Collected data entries

◆ ◆ ◆ ◆

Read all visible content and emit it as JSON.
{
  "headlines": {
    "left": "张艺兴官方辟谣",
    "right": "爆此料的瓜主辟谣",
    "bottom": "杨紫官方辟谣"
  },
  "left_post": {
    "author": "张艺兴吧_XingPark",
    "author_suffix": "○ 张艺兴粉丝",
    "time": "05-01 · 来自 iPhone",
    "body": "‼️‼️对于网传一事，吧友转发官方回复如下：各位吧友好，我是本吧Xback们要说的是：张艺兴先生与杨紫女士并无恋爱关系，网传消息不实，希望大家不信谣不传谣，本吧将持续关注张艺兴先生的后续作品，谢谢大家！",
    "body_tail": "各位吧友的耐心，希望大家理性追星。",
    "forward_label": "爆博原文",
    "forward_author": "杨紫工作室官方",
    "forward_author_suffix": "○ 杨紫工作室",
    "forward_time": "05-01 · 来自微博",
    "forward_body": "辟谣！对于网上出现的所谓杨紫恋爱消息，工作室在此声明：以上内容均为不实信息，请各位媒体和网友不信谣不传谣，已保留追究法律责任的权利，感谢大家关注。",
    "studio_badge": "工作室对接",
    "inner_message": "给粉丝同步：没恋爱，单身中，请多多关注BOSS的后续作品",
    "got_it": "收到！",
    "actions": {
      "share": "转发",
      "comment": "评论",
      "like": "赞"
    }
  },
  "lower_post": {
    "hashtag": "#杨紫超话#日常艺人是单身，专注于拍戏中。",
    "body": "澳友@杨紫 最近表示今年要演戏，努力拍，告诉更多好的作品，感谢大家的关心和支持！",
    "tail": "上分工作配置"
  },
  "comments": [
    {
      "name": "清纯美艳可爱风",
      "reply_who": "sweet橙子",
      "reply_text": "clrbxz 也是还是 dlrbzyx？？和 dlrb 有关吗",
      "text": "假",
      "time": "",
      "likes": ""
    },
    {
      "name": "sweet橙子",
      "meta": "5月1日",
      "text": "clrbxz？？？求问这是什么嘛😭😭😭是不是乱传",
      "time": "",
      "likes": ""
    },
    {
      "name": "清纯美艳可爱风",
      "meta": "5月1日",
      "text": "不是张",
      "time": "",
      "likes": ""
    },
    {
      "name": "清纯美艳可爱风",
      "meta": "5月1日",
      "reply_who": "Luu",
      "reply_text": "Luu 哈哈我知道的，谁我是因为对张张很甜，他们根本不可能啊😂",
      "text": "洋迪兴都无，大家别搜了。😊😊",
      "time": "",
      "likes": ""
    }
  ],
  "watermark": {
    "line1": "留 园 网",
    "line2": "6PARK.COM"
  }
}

◆ ◆ ◆ ◆

## [Problem to work on]
Please set down all the data word for word.

## [Task answer]
Read all visible content and emit it as JSON.
{
  "headlines": {
    "left": "张艺兴官方辟谣",
    "right": "爆此料的瓜主辟谣",
    "bottom": "杨紫官方辟谣"
  },
  "left_post": {
    "author": "张艺兴吧_XingPark",
    "author_suffix": "○ 张艺兴粉丝",
    "time": "05-01 · 来自 iPhone",
    "body": "‼️‼️对于网传一事，吧友转发官方回复如下：各位吧友好，我是本吧Xback们要说的是：张艺兴先生与杨紫女士并无恋爱关系，网传消息不实，希望大家不信谣不传谣，本吧将持续关注张艺兴先生的后续作品，谢谢大家！",
    "body_tail": "各位吧友的耐心，希望大家理性追星。",
    "forward_label": "爆博原文",
    "forward_author": "杨紫工作室官方",
    "forward_author_suffix": "○ 杨紫工作室",
    "forward_time": "05-01 · 来自微博",
    "forward_body": "辟谣！对于网上出现的所谓杨紫恋爱消息，工作室在此声明：以上内容均为不实信息，请各位媒体和网友不信谣不传谣，已保留追究法律责任的权利，感谢大家关注。",
    "studio_badge": "工作室对接",
    "inner_message": "给粉丝同步：没恋爱，单身中，请多多关注BOSS的后续作品",
    "got_it": "收到！",
    "actions": {
      "share": "转发",
      "comment": "评论",
      "like": "赞"
    }
  },
  "lower_post": {
    "hashtag": "#杨紫超话#日常艺人是单身，专注于拍戏中。",
    "body": "澳友@杨紫 最近表示今年要演戏，努力拍，告诉更多好的作品，感谢大家的关心和支持！",
    "tail": "上分工作配置"
  },
  "comments": [
    {
      "name": "清纯美艳可爱风",
      "reply_who": "sweet橙子",
      "reply_text": "clrbxz 也是还是 dlrbzyx？？和 dlrb 有关吗",
      "text": "假",
      "time": "",
      "likes": ""
    },
    {
      "name": "sweet橙子",
      "meta": "5月1日",
      "text": "clrbxz？？？求问这是什么嘛😭😭😭是不是乱传",
      "time": "",
      "likes": ""
    },
    {
      "name": "清纯美艳可爱风",
      "meta": "5月1日",
      "text": "不是张",
      "time": "",
      "likes": ""
    },
    {
      "name": "清纯美艳可爱风",
      "meta": "5月1日",
      "reply_who": "Luu",
      "reply_text": "Luu 哈哈我知道的，谁我是因为对张张很甜，他们根本不可能啊😂",
      "text": "洋迪兴都无，大家别搜了。😊😊",
      "time": "",
      "likes": ""
    }
  ],
  "watermark": {
    "line1": "留 园 网",
    "line2": "6PARK.COM"
  }
}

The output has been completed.